## BEGIN TEXT PROVIDED
Next Up: Tax Reform

Facing continued uncertainty about the fate of the congressional healthcare debate, we’re thinking a lot about the next issue on congressional Republicans’ wish list: tax reform.

It’s hard to really tell what Congress will be able to accomplish with regard to tax reform until we know what happens on healthcare.

Much like healthcare, the administration and Congress are discovering that comprehensive tax reform is proving too complicated to fast-track as they had initially planned. Considering tax reform’s historical track record, it may be prescient to conclude that the process is just beginning. It took more than two years to pass bipartisan tax legislation in 1986. Though a tax reform package is no longer expected before the August recess, if congressional Republicans hope to accomplish the effort this cycle, they will need to do it soon, before it becomes too difficult undertake in an election year.

The White House released a one-page tax plan in late April that outlined tax cut goals but did not provide particulars on how to pay for the reductions. National Economic Council Director Gary Cohn initially indicated that the administration would issue a more detailed plan later in the summer, but the House, Senate, and administration now plan to release unified legislation.

While the specifics of a plan remain elusive, everyone seems to agree that the House, Senate, and White House need to get on the same page before attempting to move forward, rather than taking the approach they used with healthcare. House Energy and Commerce Chair Greg Walden (R-OR) has posited that tax reform will be much smaller as well as delayed until next year if a healthcare bill fails to become law. And though there is agreement on process, there remain substantial disagreements over policy specifics.
## END TEXT PROVIDED
## BEGIN ENTRIES PROVIDED
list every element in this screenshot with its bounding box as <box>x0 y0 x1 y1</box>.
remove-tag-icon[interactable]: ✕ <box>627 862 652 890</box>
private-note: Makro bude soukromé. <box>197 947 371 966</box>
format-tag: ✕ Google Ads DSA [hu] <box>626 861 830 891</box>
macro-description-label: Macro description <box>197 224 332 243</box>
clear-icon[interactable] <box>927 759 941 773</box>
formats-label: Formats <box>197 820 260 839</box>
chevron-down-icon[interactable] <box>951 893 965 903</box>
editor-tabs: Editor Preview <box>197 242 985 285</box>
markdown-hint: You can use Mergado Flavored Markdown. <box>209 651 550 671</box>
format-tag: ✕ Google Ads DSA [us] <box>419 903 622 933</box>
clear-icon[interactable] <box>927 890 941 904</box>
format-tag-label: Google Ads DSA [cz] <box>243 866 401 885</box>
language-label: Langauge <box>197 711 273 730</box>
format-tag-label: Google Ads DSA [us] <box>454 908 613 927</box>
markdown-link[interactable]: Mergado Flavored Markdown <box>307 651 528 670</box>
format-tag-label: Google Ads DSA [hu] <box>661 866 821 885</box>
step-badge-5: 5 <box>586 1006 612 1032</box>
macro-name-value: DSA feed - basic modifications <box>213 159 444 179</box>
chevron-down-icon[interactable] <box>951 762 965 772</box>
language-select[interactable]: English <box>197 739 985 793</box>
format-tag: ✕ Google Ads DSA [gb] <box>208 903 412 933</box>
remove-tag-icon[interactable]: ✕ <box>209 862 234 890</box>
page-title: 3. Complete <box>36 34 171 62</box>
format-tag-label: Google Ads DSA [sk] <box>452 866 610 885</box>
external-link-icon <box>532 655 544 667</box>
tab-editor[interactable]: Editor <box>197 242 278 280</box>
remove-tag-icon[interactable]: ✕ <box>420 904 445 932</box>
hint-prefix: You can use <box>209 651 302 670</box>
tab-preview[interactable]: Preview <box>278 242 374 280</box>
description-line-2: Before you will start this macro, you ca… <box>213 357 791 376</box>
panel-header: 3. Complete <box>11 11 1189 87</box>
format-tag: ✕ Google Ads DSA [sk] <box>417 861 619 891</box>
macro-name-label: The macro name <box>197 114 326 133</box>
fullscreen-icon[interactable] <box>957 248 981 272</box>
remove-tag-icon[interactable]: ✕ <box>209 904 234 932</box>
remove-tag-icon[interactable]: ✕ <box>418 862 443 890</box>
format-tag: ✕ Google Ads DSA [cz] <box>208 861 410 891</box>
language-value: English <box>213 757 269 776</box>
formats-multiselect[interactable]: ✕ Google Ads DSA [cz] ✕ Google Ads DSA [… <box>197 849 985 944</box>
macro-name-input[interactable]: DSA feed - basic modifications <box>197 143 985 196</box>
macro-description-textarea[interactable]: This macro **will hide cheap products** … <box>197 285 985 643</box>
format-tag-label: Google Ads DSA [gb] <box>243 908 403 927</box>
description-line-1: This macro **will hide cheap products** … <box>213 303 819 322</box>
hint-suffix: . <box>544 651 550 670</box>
## END ENTRIES PROVIDED
*EXERCISE SET*
A - List the three parties that, according to the text on tax reform, now plan to release unified legislation.
B - How long did passing bipartisan tax legislation in 1986 take, per the text on tax reform?

*EXPECTED RESULTS*
A - The House, the Senate, and the administration.

B - More than two years.